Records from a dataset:
____________

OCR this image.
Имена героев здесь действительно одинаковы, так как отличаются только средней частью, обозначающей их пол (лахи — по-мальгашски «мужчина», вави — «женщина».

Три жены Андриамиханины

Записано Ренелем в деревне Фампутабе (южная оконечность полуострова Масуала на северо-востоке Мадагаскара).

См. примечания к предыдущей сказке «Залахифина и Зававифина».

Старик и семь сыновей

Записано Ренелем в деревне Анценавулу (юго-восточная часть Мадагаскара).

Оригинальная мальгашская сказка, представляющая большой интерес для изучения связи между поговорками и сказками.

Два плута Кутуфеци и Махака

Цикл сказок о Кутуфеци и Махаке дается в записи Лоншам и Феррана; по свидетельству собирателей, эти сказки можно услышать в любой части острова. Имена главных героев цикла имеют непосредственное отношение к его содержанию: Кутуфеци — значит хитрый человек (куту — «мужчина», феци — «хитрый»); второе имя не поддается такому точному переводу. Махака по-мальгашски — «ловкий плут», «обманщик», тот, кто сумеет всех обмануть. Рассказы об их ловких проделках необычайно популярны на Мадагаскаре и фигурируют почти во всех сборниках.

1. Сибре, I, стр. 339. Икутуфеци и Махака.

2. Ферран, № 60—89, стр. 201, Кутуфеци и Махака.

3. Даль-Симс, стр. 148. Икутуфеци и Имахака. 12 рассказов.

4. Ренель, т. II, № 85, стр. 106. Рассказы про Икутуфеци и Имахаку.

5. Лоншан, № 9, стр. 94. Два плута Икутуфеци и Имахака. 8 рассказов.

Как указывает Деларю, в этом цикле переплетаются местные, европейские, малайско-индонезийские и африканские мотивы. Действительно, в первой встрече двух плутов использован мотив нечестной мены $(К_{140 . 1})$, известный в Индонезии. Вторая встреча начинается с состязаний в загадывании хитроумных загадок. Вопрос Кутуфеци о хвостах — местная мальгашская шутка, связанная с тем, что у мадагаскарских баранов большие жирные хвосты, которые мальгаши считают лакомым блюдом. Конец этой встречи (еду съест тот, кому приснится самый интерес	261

____________

What is asked
Pull out every line of the entries that includes the word "рассказов".

Reply to the task
3. Даль-Симс, стр. 148. Икутуфеци и Имахака. 12 рассказов.
5. Лоншан, № 9, стр. 94. Два плута Икутуфеци и Имахака. 8 рассказов.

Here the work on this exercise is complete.